PROBLEM TO SOLVE:
Print all of the entries exactly, minus the pictures.

ENTRIES PROVIDED:
-=-=-=-=-
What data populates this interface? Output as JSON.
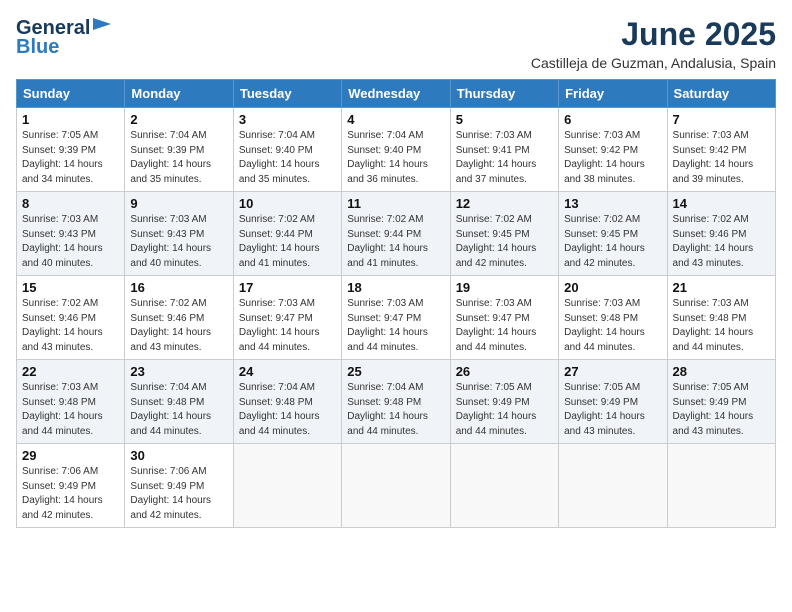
{
  "header": {
    "logo_line1": "General",
    "logo_line2": "Blue",
    "month": "June 2025",
    "location": "Castilleja de Guzman, Andalusia, Spain"
  },
  "weekdays": [
    "Sunday",
    "Monday",
    "Tuesday",
    "Wednesday",
    "Thursday",
    "Friday",
    "Saturday"
  ],
  "weeks": [
    [
      {
        "day": "1",
        "sunrise": "7:05 AM",
        "sunset": "9:39 PM",
        "daylight": "14 hours and 34 minutes."
      },
      {
        "day": "2",
        "sunrise": "7:04 AM",
        "sunset": "9:39 PM",
        "daylight": "14 hours and 35 minutes."
      },
      {
        "day": "3",
        "sunrise": "7:04 AM",
        "sunset": "9:40 PM",
        "daylight": "14 hours and 35 minutes."
      },
      {
        "day": "4",
        "sunrise": "7:04 AM",
        "sunset": "9:40 PM",
        "daylight": "14 hours and 36 minutes."
      },
      {
        "day": "5",
        "sunrise": "7:03 AM",
        "sunset": "9:41 PM",
        "daylight": "14 hours and 37 minutes."
      },
      {
        "day": "6",
        "sunrise": "7:03 AM",
        "sunset": "9:42 PM",
        "daylight": "14 hours and 38 minutes."
      },
      {
        "day": "7",
        "sunrise": "7:03 AM",
        "sunset": "9:42 PM",
        "daylight": "14 hours and 39 minutes."
      }
    ],
    [
      {
        "day": "8",
        "sunrise": "7:03 AM",
        "sunset": "9:43 PM",
        "daylight": "14 hours and 40 minutes."
      },
      {
        "day": "9",
        "sunrise": "7:03 AM",
        "sunset": "9:43 PM",
        "daylight": "14 hours and 40 minutes."
      },
      {
        "day": "10",
        "sunrise": "7:02 AM",
        "sunset": "9:44 PM",
        "daylight": "14 hours and 41 minutes."
      },
      {
        "day": "11",
        "sunrise": "7:02 AM",
        "sunset": "9:44 PM",
        "daylight": "14 hours and 41 minutes."
      },
      {
        "day": "12",
        "sunrise": "7:02 AM",
        "sunset": "9:45 PM",
        "daylight": "14 hours and 42 minutes."
      },
      {
        "day": "13",
        "sunrise": "7:02 AM",
        "sunset": "9:45 PM",
        "daylight": "14 hours and 42 minutes."
      },
      {
        "day": "14",
        "sunrise": "7:02 AM",
        "sunset": "9:46 PM",
        "daylight": "14 hours and 43 minutes."
      }
    ],
    [
      {
        "day": "15",
        "sunrise": "7:02 AM",
        "sunset": "9:46 PM",
        "daylight": "14 hours and 43 minutes."
      },
      {
        "day": "16",
        "sunrise": "7:02 AM",
        "sunset": "9:46 PM",
        "daylight": "14 hours and 43 minutes."
      },
      {
        "day": "17",
        "sunrise": "7:03 AM",
        "sunset": "9:47 PM",
        "daylight": "14 hours and 44 minutes."
      },
      {
        "day": "18",
        "sunrise": "7:03 AM",
        "sunset": "9:47 PM",
        "daylight": "14 hours and 44 minutes."
      },
      {
        "day": "19",
        "sunrise": "7:03 AM",
        "sunset": "9:47 PM",
        "daylight": "14 hours and 44 minutes."
      },
      {
        "day": "20",
        "sunrise": "7:03 AM",
        "sunset": "9:48 PM",
        "daylight": "14 hours and 44 minutes."
      },
      {
        "day": "21",
        "sunrise": "7:03 AM",
        "sunset": "9:48 PM",
        "daylight": "14 hours and 44 minutes."
      }
    ],
    [
      {
        "day": "22",
        "sunrise": "7:03 AM",
        "sunset": "9:48 PM",
        "daylight": "14 hours and 44 minutes."
      },
      {
        "day": "23",
        "sunrise": "7:04 AM",
        "sunset": "9:48 PM",
        "daylight": "14 hours and 44 minutes."
      },
      {
        "day": "24",
        "sunrise": "7:04 AM",
        "sunset": "9:48 PM",
        "daylight": "14 hours and 44 minutes."
      },
      {
        "day": "25",
        "sunrise": "7:04 AM",
        "sunset": "9:48 PM",
        "daylight": "14 hours and 44 minutes."
      },
      {
        "day": "26",
        "sunrise": "7:05 AM",
        "sunset": "9:49 PM",
        "daylight": "14 hours and 44 minutes."
      },
      {
        "day": "27",
        "sunrise": "7:05 AM",
        "sunset": "9:49 PM",
        "daylight": "14 hours and 43 minutes."
      },
      {
        "day": "28",
        "sunrise": "7:05 AM",
        "sunset": "9:49 PM",
        "daylight": "14 hours and 43 minutes."
      }
    ],
    [
      {
        "day": "29",
        "sunrise": "7:06 AM",
        "sunset": "9:49 PM",
        "daylight": "14 hours and 42 minutes."
      },
      {
        "day": "30",
        "sunrise": "7:06 AM",
        "sunset": "9:49 PM",
        "daylight": "14 hours and 42 minutes."
      },
      null,
      null,
      null,
      null,
      null
    ]
  ]
}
-=-=-=-=-
TASK OUTPUT:
What data populates this interface? Output as JSON.
{
  "header": {
    "logo_line1": "General",
    "logo_line2": "Blue",
    "month": "June 2025",
    "location": "Castilleja de Guzman, Andalusia, Spain"
  },
  "weekdays": [
    "Sunday",
    "Monday",
    "Tuesday",
    "Wednesday",
    "Thursday",
    "Friday",
    "Saturday"
  ],
  "weeks": [
    [
      {
        "day": "1",
        "sunrise": "7:05 AM",
        "sunset": "9:39 PM",
        "daylight": "14 hours and 34 minutes."
      },
      {
        "day": "2",
        "sunrise": "7:04 AM",
        "sunset": "9:39 PM",
        "daylight": "14 hours and 35 minutes."
      },
      {
        "day": "3",
        "sunrise": "7:04 AM",
        "sunset": "9:40 PM",
        "daylight": "14 hours and 35 minutes."
      },
      {
        "day": "4",
        "sunrise": "7:04 AM",
        "sunset": "9:40 PM",
        "daylight": "14 hours and 36 minutes."
      },
      {
        "day": "5",
        "sunrise": "7:03 AM",
        "sunset": "9:41 PM",
        "daylight": "14 hours and 37 minutes."
      },
      {
        "day": "6",
        "sunrise": "7:03 AM",
        "sunset": "9:42 PM",
        "daylight": "14 hours and 38 minutes."
      },
      {
        "day": "7",
        "sunrise": "7:03 AM",
        "sunset": "9:42 PM",
        "daylight": "14 hours and 39 minutes."
      }
    ],
    [
      {
        "day": "8",
        "sunrise": "7:03 AM",
        "sunset": "9:43 PM",
        "daylight": "14 hours and 40 minutes."
      },
      {
        "day": "9",
        "sunrise": "7:03 AM",
        "sunset": "9:43 PM",
        "daylight": "14 hours and 40 minutes."
      },
      {
        "day": "10",
        "sunrise": "7:02 AM",
        "sunset": "9:44 PM",
        "daylight": "14 hours and 41 minutes."
      },
      {
        "day": "11",
        "sunrise": "7:02 AM",
        "sunset": "9:44 PM",
        "daylight": "14 hours and 41 minutes."
      },
      {
        "day": "12",
        "sunrise": "7:02 AM",
        "sunset": "9:45 PM",
        "daylight": "14 hours and 42 minutes."
      },
      {
        "day": "13",
        "sunrise": "7:02 AM",
        "sunset": "9:45 PM",
        "daylight": "14 hours and 42 minutes."
      },
      {
        "day": "14",
        "sunrise": "7:02 AM",
        "sunset": "9:46 PM",
        "daylight": "14 hours and 43 minutes."
      }
    ],
    [
      {
        "day": "15",
        "sunrise": "7:02 AM",
        "sunset": "9:46 PM",
        "daylight": "14 hours and 43 minutes."
      },
      {
        "day": "16",
        "sunrise": "7:02 AM",
        "sunset": "9:46 PM",
        "daylight": "14 hours and 43 minutes."
      },
      {
        "day": "17",
        "sunrise": "7:03 AM",
        "sunset": "9:47 PM",
        "daylight": "14 hours and 44 minutes."
      },
      {
        "day": "18",
        "sunrise": "7:03 AM",
        "sunset": "9:47 PM",
        "daylight": "14 hours and 44 minutes."
      },
      {
        "day": "19",
        "sunrise": "7:03 AM",
        "sunset": "9:47 PM",
        "daylight": "14 hours and 44 minutes."
      },
      {
        "day": "20",
        "sunrise": "7:03 AM",
        "sunset": "9:48 PM",
        "daylight": "14 hours and 44 minutes."
      },
      {
        "day": "21",
        "sunrise": "7:03 AM",
        "sunset": "9:48 PM",
        "daylight": "14 hours and 44 minutes."
      }
    ],
    [
      {
        "day": "22",
        "sunrise": "7:03 AM",
        "sunset": "9:48 PM",
        "daylight": "14 hours and 44 minutes."
      },
      {
        "day": "23",
        "sunrise": "7:04 AM",
        "sunset": "9:48 PM",
        "daylight": "14 hours and 44 minutes."
      },
      {
        "day": "24",
        "sunrise": "7:04 AM",
        "sunset": "9:48 PM",
        "daylight": "14 hours and 44 minutes."
      },
      {
        "day": "25",
        "sunrise": "7:04 AM",
        "sunset": "9:48 PM",
        "daylight": "14 hours and 44 minutes."
      },
      {
        "day": "26",
        "sunrise": "7:05 AM",
        "sunset": "9:49 PM",
        "daylight": "14 hours and 44 minutes."
      },
      {
        "day": "27",
        "sunrise": "7:05 AM",
        "sunset": "9:49 PM",
        "daylight": "14 hours and 43 minutes."
      },
      {
        "day": "28",
        "sunrise": "7:05 AM",
        "sunset": "9:49 PM",
        "daylight": "14 hours and 43 minutes."
      }
    ],
    [
      {
        "day": "29",
        "sunrise": "7:06 AM",
        "sunset": "9:49 PM",
        "daylight": "14 hours and 42 minutes."
      },
      {
        "day": "30",
        "sunrise": "7:06 AM",
        "sunset": "9:49 PM",
        "daylight": "14 hours and 42 minutes."
      },
      null,
      null,
      null,
      null,
      null
    ]
  ]
}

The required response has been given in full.